▶ What you should do
Will you give every entry again exactly as it stands?

▶ Dataset rows
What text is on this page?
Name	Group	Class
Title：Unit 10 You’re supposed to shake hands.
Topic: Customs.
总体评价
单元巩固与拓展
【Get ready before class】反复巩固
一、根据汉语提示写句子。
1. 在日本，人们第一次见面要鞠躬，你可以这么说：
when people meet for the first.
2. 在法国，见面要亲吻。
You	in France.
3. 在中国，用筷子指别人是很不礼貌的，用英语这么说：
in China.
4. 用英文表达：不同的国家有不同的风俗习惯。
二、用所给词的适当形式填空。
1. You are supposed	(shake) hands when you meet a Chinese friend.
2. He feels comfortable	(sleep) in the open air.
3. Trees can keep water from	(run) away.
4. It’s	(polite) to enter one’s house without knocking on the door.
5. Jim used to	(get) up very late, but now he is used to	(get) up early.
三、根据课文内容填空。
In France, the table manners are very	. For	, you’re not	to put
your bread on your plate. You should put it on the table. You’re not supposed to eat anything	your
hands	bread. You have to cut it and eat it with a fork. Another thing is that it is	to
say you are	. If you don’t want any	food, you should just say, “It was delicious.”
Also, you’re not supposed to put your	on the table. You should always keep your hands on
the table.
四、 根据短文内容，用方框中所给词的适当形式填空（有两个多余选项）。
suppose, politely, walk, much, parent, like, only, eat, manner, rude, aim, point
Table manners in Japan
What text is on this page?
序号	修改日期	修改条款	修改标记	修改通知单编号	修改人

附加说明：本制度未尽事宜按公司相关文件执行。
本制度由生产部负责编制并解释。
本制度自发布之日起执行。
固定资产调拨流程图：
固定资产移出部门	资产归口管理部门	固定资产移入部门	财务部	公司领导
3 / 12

▶ Answer below
What text is on this page?
Name	Group	Class
Title：Unit 10 You’re supposed to shake hands.
Topic: Customs.
总体评价
单元巩固与拓展
【Get ready before class】反复巩固
一、根据汉语提示写句子。
1. 在日本，人们第一次见面要鞠躬，你可以这么说：
when people meet for the first.
2. 在法国，见面要亲吻。
You	in France.
3. 在中国，用筷子指别人是很不礼貌的，用英语这么说：
in China.
4. 用英文表达：不同的国家有不同的风俗习惯。
二、用所给词的适当形式填空。
1. You are supposed	(shake) hands when you meet a Chinese friend.
2. He feels comfortable	(sleep) in the open air.
3. Trees can keep water from	(run) away.
4. It’s	(polite) to enter one’s house without knocking on the door.
5. Jim used to	(get) up very late, but now he is used to	(get) up early.
三、根据课文内容填空。
In France, the table manners are very	. For	, you’re not	to put
your bread on your plate. You should put it on the table. You’re not supposed to eat anything	your
hands	bread. You have to cut it and eat it with a fork. Another thing is that it is	to
say you are	. If you don’t want any	food, you should just say, “It was delicious.”
Also, you’re not supposed to put your	on the table. You should always keep your hands on
the table.
四、 根据短文内容，用方框中所给词的适当形式填空（有两个多余选项）。
suppose, politely, walk, much, parent, like, only, eat, manner, rude, aim, point
Table manners in Japan
What text is on this page?
序号	修改日期	修改条款	修改标记	修改通知单编号	修改人

附加说明：本制度未尽事宜按公司相关文件执行。
本制度由生产部负责编制并解释。
本制度自发布之日起执行。
固定资产调拨流程图：
固定资产移出部门	资产归口管理部门	固定资产移入部门	财务部	公司领导
3 / 12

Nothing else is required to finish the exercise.